Tarefa a executar.
Com base no texto sobre os poetas marginais de Manaus, responda:
(a) O que os poetas regionalistas exploram?
(b) Que situações do passado os poetas marginais não perdem a oportunidade de exaltar?
(c) Quais poetas marginais o autor declara que não abordará?

Texto para leitura.
Manaus, poetas marginais e o caso Moraes
Por Mauricio Braga

Em Manaus, é comum encontrarmos os chamados poetas marginais, que diferem dos poetas regionalistas (ao estilo Celdo Braga). Se estes exploram o exótico, aqueles romantizam as mazelas urbanas.
Os poetas marginais, além de escreverem sobre temas marginais, procuram também se revestir de uma aura marginal.  Acabam, assim, virando personagens de si mesmos, relegando às suas obras um papel secundário. Aliás, suas obras geralmente servem apenas para mistificar suas personas. Tais poetas não perdem a oportunidade de exaltar um passado, real ou fictício, em que se envolveram com drogas, foram presos ou dormiram na sarjeta, como se dessa forma conseguissem legitimação. Saliento que aqui me refiro aos poetas marginais contemporâneos e manauaras. Em nenhum momento abordarei os poetas marginais dos anos 60, por exemplo, ou os de São Paulo. Ademais, trata-se de generalizações, pois o que nos interessa é a regra, não as exceções.

Extrato de dados.
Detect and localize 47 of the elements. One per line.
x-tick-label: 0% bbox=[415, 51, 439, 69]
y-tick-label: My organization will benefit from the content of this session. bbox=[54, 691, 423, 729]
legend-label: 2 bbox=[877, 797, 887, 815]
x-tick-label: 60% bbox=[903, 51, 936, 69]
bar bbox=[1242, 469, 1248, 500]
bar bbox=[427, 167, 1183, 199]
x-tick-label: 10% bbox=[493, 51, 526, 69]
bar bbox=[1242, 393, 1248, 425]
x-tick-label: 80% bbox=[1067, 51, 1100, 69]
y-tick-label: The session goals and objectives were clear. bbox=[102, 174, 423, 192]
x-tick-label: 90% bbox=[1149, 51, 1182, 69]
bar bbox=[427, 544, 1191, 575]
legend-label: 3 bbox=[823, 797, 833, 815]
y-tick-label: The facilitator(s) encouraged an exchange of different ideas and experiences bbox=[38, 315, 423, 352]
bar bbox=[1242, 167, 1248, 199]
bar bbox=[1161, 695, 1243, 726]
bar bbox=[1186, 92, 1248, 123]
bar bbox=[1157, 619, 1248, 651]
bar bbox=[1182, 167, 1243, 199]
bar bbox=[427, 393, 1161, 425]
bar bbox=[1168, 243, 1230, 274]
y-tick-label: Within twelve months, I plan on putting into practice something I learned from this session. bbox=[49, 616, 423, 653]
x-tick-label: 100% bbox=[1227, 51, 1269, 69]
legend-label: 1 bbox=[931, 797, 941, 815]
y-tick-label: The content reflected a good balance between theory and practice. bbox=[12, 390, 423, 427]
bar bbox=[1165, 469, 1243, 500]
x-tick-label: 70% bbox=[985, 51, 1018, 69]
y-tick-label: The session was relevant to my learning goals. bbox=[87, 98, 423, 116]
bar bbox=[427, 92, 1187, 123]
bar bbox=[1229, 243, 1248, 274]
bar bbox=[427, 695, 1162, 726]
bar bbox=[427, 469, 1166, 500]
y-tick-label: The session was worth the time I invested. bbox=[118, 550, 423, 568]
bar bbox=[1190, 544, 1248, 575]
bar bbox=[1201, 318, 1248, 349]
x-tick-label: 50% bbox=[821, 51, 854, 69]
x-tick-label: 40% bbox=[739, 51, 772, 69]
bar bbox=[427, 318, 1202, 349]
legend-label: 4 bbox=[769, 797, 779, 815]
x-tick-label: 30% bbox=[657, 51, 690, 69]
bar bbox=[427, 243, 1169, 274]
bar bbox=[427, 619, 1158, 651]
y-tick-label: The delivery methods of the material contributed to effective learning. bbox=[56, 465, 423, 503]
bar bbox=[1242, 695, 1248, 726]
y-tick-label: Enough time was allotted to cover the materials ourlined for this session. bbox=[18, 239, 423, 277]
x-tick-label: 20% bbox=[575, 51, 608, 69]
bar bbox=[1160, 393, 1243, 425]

Resolução do exercício.
(a) O exótico.
(b) Um passado, real ou fictício, em que se envolveram com drogas, foram presos ou dormiram na sarjeta.
(c) Os poetas marginais dos anos 60 e os de São Paulo.